# Task instructions:
Quote all of the data exactly as given. Skip every picture it contains.

Dataset items

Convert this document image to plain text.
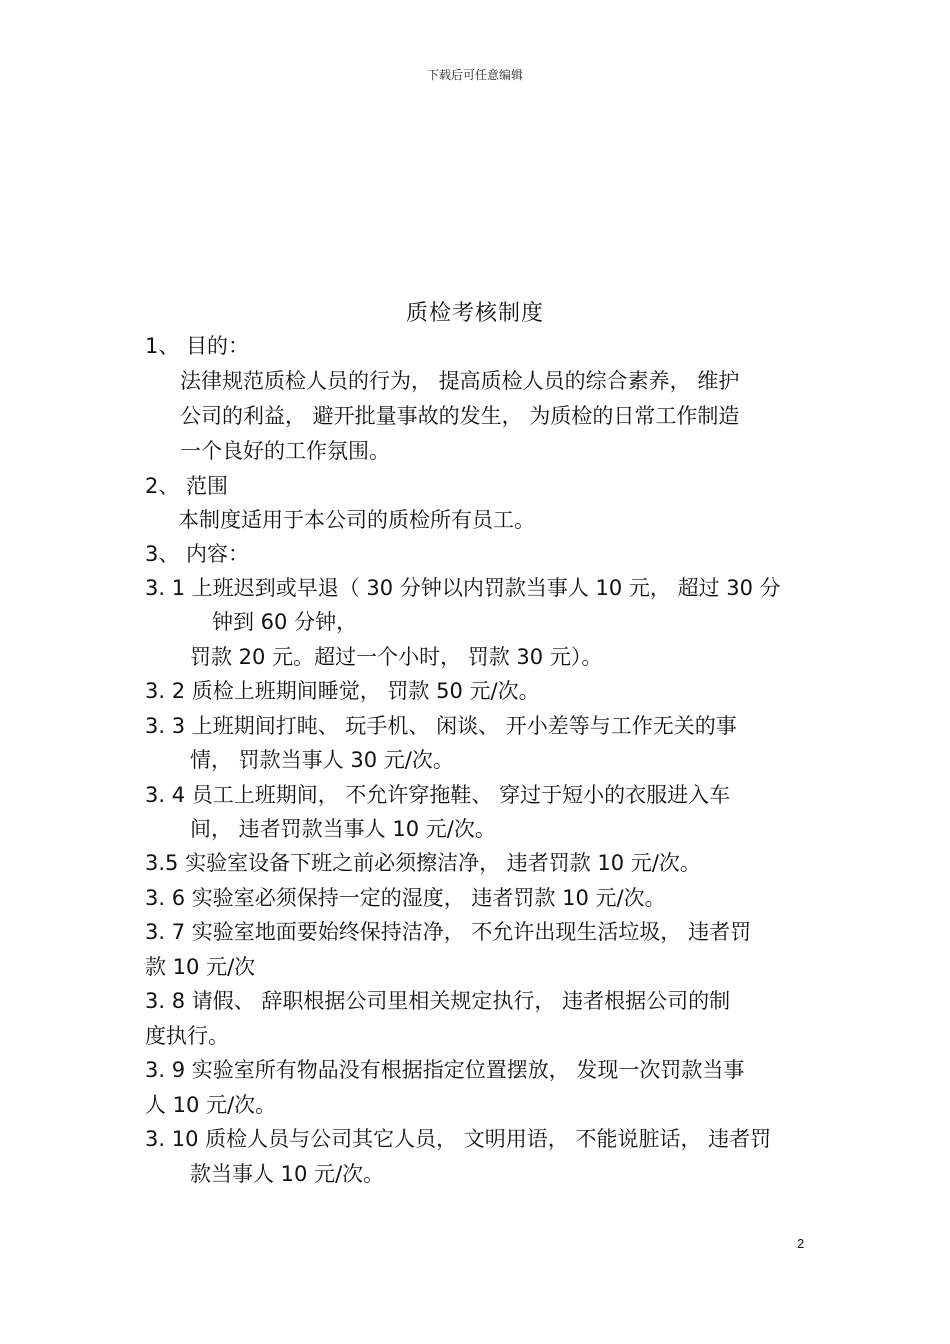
下载后可任意编辑
质检考核制度
1、 目的：
法律规范质检人员的行为， 提高质检人员的综合素养， 维护
公司的利益， 避开批量事故的发生， 为质检的日常工作制造
一个良好的工作氛围。
2、 范围
本制度适用于本公司的质检所有员工。
3、 内容：
3. 1 上班迟到或早退（ 30 分钟以内罚款当事人 10 元， 超过 30 分
钟到 60 分钟，
罚款 20 元。超过一个小时， 罚款 30 元）。
3. 2 质检上班期间睡觉， 罚款 50 元/次。
3. 3 上班期间打盹、 玩手机、 闲谈、 开小差等与工作无关的事
情， 罚款当事人 30 元/次。
3. 4 员工上班期间， 不允许穿拖鞋、 穿过于短小的衣服进入车
间， 违者罚款当事人 10 元/次。
3.5 实验室设备下班之前必须擦洁净， 违者罚款 10 元/次。
3. 6 实验室必须保持一定的湿度， 违者罚款 10 元/次。
3. 7 实验室地面要始终保持洁净， 不允许出现生活垃圾， 违者罚
款 10 元/次
3. 8 请假、 辞职根据公司里相关规定执行， 违者根据公司的制
度执行。
3. 9 实验室所有物品没有根据指定位置摆放， 发现一次罚款当事
人 10 元/次。
3. 10 质检人员与公司其它人员， 文明用语， 不能说脏话， 违者罚
款当事人 10 元/次。
2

# Result of the task:
Convert this document image to plain text.
下载后可任意编辑
质检考核制度
1、 目的：
法律规范质检人员的行为， 提高质检人员的综合素养， 维护
公司的利益， 避开批量事故的发生， 为质检的日常工作制造
一个良好的工作氛围。
2、 范围
本制度适用于本公司的质检所有员工。
3、 内容：
3. 1 上班迟到或早退（ 30 分钟以内罚款当事人 10 元， 超过 30 分
钟到 60 分钟，
罚款 20 元。超过一个小时， 罚款 30 元）。
3. 2 质检上班期间睡觉， 罚款 50 元/次。
3. 3 上班期间打盹、 玩手机、 闲谈、 开小差等与工作无关的事
情， 罚款当事人 30 元/次。
3. 4 员工上班期间， 不允许穿拖鞋、 穿过于短小的衣服进入车
间， 违者罚款当事人 10 元/次。
3.5 实验室设备下班之前必须擦洁净， 违者罚款 10 元/次。
3. 6 实验室必须保持一定的湿度， 违者罚款 10 元/次。
3. 7 实验室地面要始终保持洁净， 不允许出现生活垃圾， 违者罚
款 10 元/次
3. 8 请假、 辞职根据公司里相关规定执行， 违者根据公司的制
度执行。
3. 9 实验室所有物品没有根据指定位置摆放， 发现一次罚款当事
人 10 元/次。
3. 10 质检人员与公司其它人员， 文明用语， 不能说脏话， 违者罚
款当事人 10 元/次。
2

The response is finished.